The input —
== == ==

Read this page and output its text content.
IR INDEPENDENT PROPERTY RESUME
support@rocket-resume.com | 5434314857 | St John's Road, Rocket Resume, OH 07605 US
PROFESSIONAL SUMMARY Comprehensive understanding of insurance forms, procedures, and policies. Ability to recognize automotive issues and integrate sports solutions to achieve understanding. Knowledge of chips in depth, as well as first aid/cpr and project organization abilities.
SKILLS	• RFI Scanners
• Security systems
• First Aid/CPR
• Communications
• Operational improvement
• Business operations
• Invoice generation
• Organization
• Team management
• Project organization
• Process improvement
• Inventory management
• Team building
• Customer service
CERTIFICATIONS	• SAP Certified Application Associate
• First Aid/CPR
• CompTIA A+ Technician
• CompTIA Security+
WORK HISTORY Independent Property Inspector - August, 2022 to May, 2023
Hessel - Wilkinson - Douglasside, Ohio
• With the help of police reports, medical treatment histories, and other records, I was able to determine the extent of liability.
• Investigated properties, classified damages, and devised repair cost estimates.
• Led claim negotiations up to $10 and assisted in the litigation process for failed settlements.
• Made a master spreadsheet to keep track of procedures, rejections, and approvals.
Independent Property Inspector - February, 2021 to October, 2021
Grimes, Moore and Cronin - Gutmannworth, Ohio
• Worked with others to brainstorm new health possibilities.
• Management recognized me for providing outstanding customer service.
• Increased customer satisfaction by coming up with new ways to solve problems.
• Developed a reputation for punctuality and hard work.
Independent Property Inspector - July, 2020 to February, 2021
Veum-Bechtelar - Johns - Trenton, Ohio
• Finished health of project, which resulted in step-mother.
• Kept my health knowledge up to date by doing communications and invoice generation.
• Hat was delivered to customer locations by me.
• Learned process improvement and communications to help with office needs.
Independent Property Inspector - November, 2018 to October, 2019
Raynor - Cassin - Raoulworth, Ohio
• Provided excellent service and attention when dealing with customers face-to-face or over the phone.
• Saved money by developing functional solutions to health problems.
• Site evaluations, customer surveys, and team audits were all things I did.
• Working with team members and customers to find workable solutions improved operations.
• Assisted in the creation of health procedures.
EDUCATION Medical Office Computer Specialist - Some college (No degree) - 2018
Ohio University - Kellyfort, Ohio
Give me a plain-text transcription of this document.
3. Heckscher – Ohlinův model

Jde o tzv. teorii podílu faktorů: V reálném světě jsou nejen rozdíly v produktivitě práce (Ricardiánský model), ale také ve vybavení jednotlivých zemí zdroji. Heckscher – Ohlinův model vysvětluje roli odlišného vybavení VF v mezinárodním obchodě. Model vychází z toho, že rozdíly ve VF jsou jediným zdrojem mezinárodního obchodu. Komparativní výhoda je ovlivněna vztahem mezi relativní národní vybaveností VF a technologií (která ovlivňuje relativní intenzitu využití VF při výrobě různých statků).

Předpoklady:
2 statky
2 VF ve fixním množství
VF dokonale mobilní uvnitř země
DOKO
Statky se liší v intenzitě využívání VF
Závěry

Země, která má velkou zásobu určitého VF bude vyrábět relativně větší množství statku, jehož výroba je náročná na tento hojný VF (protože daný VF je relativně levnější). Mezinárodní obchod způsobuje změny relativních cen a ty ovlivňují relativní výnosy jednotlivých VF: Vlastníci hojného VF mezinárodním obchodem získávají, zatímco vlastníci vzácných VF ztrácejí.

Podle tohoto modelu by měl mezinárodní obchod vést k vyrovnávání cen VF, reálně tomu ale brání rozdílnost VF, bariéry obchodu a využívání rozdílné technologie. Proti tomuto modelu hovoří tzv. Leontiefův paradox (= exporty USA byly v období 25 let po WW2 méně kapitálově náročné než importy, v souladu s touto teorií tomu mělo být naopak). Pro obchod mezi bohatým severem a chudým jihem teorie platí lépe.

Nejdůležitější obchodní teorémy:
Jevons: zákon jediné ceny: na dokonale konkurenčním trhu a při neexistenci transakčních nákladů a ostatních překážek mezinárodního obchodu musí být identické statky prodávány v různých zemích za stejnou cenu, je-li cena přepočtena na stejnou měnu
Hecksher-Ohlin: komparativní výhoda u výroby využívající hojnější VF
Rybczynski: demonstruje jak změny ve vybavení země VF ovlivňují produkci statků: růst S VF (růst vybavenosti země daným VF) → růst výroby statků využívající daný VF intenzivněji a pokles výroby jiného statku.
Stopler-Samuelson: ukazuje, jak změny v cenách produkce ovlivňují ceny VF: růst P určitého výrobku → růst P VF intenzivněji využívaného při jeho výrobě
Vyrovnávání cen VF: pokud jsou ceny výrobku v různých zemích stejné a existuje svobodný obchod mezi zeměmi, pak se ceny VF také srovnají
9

== == ==

Stated problem — In the material above, show every line where the word "výroby" turns up.

Exercise output —
Hecksher-Ohlin: komparativní výhoda u výroby využívající hojnější VF
Rybczynski: demonstruje jak změny ve vybavení země VF ovlivňují produkci statků: růst S VF (růst vybavenosti země daným VF) → růst výroby statků využívající daný VF intenzivněji a pokles výroby jiného statku.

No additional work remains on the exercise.